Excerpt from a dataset
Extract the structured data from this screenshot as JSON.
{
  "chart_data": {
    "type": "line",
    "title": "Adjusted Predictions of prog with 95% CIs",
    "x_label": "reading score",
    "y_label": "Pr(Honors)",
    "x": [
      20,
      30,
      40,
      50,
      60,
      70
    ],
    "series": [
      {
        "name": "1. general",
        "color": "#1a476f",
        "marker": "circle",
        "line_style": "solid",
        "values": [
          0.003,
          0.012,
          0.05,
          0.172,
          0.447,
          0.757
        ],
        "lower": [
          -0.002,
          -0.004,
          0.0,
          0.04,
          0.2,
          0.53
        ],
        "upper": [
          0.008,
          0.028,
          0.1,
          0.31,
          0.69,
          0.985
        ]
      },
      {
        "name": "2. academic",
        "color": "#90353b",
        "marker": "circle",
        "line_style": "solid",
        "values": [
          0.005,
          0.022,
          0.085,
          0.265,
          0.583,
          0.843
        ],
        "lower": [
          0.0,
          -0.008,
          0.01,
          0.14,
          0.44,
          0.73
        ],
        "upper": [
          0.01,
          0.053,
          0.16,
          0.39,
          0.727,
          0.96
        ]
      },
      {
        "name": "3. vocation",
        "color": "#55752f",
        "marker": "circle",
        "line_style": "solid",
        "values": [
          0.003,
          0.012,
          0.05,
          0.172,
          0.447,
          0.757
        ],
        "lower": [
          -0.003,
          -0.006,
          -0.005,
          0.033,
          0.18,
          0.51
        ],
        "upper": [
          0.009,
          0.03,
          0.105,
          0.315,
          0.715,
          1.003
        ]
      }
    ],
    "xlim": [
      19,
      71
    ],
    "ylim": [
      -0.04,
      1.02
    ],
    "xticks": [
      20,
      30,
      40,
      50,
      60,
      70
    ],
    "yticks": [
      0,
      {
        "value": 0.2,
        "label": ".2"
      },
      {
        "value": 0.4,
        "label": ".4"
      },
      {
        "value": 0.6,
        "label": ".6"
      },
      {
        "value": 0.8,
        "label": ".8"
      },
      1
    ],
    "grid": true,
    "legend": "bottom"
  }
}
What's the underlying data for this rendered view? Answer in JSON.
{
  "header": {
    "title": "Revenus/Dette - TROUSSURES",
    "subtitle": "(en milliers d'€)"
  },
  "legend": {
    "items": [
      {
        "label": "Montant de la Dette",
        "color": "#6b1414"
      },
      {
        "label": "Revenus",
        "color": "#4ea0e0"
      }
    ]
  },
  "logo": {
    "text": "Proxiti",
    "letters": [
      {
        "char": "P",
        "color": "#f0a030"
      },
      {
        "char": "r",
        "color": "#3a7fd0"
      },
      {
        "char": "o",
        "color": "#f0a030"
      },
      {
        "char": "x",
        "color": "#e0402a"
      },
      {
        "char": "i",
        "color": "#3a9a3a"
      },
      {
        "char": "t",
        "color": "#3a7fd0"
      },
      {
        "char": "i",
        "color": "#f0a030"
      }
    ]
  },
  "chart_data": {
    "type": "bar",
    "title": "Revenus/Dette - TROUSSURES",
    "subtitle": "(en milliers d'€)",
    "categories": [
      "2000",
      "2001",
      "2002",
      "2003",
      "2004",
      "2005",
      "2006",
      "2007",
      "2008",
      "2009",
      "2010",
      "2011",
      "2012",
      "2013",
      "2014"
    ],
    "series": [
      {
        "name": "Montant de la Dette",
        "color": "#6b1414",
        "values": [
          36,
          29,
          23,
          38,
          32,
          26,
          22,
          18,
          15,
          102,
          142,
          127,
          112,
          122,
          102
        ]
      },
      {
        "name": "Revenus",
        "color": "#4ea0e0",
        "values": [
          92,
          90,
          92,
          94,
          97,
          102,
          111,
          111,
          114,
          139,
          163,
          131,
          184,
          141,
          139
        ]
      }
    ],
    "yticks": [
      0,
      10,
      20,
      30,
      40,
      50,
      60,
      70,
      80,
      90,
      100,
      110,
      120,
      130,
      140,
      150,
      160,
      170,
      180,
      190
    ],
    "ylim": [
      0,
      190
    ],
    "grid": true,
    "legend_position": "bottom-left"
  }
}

◆ REQUEST ◆
In the entries above, count each line with "JSON"; reply with the total only.

◆ CORRECT RESPONSE ◆
2